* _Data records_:
:::::

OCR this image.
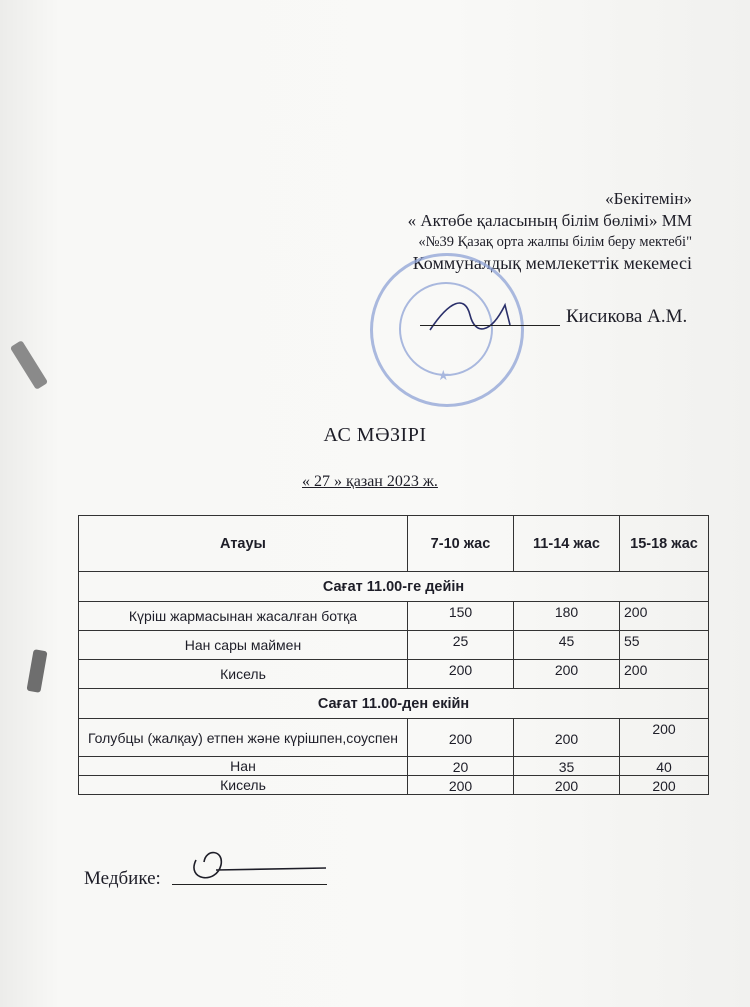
«Бекітемін»
« Актөбе қаласының білім бөлімі» ММ
«№39 Қазақ орта жалпы білім беру мектебі"
Коммуналдық мемлекеттік мекемесі
★
Кисикова А.М.
АС МӘЗІРІ
« 27 » қазан 2023 ж.
Атауы	7-10 жас	11-14 жас	15-18 жас
Сағат 11.00-ге дейін			
Күріш жармасынан жасалған ботқа	150	180	200
Нан сары маймен	25	45	55
Кисель	200	200	200
Сағат 11.00-ден екійн			
Голубцы (жалқау) етпен және күрішпен,соуспен	200	200	200
Нан	20	35	40
Кисель	200	200	200
Медбике:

:::::

* _What is asked_: Copy the listing in full and without alteration, omitting every picture.

* _Solution for this problem_:
OCR this image.
«Бекітемін»
« Актөбе қаласының білім бөлімі» ММ
«№39 Қазақ орта жалпы білім беру мектебі"
Коммуналдық мемлекеттік мекемесі
★
Кисикова А.М.
АС МӘЗІРІ
« 27 » қазан 2023 ж.
Атауы	7-10 жас	11-14 жас	15-18 жас
Сағат 11.00-ге дейін			
Күріш жармасынан жасалған ботқа	150	180	200
Нан сары маймен	25	45	55
Кисель	200	200	200
Сағат 11.00-ден екійн			
Голубцы (жалқау) етпен және күрішпен,соуспен	200	200	200
Нан	20	35	40
Кисель	200	200	200
Медбике:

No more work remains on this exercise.